#### RECORDS SHOWN ####
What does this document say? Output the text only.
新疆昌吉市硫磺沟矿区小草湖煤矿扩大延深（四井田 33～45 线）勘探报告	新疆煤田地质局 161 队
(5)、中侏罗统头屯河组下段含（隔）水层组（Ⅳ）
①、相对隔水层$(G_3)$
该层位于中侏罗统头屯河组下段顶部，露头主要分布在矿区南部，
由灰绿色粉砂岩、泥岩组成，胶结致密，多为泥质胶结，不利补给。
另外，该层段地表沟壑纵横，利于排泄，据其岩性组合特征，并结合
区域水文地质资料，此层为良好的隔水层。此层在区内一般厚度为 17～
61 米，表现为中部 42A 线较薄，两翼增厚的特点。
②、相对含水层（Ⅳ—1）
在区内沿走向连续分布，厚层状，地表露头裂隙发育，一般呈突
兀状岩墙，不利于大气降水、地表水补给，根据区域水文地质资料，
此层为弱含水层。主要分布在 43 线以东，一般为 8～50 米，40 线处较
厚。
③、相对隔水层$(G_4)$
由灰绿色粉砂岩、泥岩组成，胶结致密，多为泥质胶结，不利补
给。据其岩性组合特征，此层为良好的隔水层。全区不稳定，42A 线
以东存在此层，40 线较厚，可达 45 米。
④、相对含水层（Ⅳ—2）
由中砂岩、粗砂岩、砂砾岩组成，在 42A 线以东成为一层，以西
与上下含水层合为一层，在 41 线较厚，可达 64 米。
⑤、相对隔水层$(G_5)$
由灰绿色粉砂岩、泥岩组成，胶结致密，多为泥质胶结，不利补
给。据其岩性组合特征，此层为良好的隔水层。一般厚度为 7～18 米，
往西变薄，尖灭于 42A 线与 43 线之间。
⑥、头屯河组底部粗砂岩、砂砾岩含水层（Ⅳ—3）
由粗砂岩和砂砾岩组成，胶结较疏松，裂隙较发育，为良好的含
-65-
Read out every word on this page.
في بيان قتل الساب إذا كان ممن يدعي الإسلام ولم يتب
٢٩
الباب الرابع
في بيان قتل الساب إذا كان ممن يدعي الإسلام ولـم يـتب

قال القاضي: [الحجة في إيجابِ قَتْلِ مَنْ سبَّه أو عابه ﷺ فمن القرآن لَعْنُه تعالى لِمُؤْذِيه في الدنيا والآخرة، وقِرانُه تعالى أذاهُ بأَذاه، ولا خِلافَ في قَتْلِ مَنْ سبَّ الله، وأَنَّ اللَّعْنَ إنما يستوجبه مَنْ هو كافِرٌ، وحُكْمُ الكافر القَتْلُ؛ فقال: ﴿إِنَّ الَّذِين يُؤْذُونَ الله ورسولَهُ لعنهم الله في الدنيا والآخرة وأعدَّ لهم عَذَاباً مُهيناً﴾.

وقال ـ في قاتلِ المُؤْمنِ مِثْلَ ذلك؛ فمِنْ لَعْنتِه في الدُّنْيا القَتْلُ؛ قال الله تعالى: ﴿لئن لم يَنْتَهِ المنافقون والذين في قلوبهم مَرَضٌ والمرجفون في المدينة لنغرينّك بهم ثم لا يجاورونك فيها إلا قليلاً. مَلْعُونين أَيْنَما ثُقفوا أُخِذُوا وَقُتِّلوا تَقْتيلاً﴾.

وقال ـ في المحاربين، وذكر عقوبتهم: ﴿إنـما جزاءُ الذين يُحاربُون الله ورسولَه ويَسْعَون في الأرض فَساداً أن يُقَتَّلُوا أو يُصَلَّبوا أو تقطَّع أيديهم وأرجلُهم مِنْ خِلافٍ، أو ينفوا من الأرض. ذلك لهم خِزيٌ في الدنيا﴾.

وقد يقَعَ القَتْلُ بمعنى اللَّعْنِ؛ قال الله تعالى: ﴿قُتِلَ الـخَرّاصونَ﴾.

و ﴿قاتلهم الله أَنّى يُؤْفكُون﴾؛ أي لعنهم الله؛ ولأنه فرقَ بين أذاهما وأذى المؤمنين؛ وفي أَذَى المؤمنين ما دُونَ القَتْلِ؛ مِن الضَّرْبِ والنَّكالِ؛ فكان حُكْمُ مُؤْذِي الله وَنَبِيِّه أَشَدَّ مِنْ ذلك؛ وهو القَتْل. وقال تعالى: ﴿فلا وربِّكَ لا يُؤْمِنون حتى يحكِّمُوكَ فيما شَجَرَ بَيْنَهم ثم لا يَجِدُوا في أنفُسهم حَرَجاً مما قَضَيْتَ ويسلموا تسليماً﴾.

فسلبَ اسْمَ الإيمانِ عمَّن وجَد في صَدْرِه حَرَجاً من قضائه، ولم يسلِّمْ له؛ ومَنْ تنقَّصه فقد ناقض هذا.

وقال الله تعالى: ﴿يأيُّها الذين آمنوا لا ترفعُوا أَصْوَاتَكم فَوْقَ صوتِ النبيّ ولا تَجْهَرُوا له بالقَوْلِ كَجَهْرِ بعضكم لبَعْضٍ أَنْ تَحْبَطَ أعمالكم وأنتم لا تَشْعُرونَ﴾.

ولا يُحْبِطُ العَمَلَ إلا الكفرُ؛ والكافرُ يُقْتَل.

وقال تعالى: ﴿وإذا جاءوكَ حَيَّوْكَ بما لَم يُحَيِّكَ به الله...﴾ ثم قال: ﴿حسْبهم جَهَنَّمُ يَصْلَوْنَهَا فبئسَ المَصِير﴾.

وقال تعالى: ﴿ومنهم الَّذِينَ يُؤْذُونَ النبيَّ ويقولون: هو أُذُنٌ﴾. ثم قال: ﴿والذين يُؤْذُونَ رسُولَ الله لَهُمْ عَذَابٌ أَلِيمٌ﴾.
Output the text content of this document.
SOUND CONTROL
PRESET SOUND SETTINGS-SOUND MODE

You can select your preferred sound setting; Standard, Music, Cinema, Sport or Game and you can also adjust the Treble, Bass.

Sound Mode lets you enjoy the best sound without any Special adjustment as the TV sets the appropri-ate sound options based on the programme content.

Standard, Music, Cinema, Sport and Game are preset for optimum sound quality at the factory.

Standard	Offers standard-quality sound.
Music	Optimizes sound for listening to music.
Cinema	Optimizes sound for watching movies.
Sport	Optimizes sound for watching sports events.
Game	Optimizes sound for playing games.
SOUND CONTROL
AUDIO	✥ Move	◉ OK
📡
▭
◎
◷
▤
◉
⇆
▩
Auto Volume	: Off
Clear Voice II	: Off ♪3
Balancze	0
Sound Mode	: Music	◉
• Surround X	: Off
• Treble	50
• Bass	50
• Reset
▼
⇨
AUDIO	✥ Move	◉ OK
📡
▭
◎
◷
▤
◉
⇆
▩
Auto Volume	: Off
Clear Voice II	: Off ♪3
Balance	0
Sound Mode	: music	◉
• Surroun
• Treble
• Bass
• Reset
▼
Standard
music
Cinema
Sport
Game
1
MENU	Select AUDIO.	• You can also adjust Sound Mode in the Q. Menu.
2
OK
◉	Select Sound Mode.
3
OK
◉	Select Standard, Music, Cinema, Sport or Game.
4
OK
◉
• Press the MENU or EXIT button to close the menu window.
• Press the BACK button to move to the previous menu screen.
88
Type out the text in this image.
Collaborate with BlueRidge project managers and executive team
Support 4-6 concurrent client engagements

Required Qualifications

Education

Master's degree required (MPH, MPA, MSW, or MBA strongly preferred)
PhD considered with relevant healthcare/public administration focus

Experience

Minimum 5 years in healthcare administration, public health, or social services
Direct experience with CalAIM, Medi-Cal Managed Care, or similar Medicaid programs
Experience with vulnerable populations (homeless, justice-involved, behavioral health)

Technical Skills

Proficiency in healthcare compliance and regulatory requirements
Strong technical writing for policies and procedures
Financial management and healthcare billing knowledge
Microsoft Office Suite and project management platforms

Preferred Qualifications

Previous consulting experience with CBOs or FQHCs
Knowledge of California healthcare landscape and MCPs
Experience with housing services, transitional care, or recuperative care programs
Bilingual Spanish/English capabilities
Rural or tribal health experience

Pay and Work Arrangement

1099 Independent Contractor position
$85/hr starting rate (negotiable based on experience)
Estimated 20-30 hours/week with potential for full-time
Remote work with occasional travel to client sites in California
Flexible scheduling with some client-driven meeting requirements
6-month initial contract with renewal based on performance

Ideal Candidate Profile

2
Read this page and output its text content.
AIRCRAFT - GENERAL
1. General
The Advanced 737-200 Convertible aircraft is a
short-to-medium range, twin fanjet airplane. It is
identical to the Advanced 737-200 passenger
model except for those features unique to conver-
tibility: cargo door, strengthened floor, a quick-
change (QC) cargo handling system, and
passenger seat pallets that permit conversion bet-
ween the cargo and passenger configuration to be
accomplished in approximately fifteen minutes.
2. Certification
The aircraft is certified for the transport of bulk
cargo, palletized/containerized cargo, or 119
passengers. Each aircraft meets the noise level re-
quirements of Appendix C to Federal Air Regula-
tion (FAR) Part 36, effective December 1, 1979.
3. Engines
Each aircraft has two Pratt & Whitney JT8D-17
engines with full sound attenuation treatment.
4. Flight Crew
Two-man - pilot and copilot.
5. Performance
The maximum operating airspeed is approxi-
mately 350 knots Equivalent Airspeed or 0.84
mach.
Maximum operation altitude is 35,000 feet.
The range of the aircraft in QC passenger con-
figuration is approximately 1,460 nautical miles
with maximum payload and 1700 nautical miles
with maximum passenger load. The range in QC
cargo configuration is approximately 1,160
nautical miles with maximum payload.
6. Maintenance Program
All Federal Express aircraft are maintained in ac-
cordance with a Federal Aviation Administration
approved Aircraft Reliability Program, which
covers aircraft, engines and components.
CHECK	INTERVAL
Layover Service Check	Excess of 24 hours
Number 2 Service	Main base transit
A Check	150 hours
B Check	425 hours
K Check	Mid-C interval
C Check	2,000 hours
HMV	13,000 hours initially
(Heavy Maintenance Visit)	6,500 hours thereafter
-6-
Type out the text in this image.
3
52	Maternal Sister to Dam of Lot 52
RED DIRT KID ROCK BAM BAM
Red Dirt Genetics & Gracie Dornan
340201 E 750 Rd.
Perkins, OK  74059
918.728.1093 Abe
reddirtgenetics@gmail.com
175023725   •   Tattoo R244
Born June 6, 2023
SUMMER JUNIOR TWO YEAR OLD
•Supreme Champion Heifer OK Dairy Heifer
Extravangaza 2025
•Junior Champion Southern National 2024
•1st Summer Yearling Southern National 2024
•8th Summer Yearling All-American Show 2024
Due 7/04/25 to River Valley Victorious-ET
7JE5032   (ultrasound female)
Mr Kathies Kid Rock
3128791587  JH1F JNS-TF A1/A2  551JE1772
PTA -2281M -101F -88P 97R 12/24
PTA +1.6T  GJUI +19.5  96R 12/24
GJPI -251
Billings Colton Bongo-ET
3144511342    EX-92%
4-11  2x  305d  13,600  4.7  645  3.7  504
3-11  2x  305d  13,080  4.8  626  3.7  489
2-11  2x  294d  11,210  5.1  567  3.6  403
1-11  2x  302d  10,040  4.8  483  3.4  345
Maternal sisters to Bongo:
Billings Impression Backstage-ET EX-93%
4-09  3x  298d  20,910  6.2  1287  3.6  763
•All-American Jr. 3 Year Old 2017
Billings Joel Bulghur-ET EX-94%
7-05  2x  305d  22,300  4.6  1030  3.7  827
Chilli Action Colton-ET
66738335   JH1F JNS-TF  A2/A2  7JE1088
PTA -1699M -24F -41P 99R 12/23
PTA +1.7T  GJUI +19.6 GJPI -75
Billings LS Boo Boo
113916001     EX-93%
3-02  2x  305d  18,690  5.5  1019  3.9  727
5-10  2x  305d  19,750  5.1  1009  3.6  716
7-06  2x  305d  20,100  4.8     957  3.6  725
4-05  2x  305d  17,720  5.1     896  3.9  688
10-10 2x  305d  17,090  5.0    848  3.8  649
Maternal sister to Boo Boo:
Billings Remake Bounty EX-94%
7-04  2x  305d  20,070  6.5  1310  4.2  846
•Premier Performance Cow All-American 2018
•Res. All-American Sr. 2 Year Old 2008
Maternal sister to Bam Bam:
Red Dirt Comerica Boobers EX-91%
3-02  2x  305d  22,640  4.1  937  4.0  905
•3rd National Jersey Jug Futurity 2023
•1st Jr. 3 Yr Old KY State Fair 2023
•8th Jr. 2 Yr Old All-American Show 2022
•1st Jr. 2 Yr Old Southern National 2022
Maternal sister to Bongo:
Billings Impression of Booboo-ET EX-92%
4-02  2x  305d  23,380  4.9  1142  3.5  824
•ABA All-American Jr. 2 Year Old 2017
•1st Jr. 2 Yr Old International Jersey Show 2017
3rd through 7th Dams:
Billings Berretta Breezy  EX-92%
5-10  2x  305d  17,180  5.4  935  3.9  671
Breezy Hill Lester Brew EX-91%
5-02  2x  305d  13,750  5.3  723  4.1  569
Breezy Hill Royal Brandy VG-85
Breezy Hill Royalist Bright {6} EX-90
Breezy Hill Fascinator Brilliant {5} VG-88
####
> WORK TO BE COMPLETED
Where a line in the entries holds "Maintenance", copy that line.

> RESPONSE TO THE EXERCISE
6. Maintenance Program
(Heavy Maintenance Visit)	6,500 hours thereafter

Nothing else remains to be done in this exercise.